→ **Written task**:
Each line that includes the word "color" counts once; give the total and nothing more.

→ **Source material**:
(begin)
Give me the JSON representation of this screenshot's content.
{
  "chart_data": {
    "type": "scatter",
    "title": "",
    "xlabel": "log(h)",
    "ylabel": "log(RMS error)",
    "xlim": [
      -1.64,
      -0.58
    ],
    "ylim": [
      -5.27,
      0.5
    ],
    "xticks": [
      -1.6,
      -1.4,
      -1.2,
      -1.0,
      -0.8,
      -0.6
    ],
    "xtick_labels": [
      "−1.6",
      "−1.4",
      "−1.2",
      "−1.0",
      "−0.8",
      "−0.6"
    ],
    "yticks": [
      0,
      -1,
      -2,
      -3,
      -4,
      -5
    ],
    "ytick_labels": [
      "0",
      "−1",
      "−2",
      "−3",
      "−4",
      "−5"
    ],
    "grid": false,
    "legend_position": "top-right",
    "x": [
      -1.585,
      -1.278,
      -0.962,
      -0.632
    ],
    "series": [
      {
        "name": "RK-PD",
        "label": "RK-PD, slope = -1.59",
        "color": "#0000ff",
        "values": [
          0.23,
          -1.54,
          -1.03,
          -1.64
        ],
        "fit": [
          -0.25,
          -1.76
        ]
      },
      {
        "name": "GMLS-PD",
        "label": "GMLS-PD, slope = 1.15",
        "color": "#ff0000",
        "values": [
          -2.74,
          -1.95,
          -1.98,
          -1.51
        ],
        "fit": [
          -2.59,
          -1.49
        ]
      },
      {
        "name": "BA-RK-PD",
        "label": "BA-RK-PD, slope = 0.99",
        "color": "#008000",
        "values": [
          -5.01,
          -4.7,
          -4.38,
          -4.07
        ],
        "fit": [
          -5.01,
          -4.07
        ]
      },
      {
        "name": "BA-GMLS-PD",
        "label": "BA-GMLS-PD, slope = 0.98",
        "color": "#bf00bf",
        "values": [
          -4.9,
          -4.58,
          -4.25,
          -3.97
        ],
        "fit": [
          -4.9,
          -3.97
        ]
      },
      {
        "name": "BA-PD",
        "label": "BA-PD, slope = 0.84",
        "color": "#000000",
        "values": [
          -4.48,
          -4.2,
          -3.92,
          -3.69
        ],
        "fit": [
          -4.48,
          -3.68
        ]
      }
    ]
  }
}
(end)
→ **Full output**:
5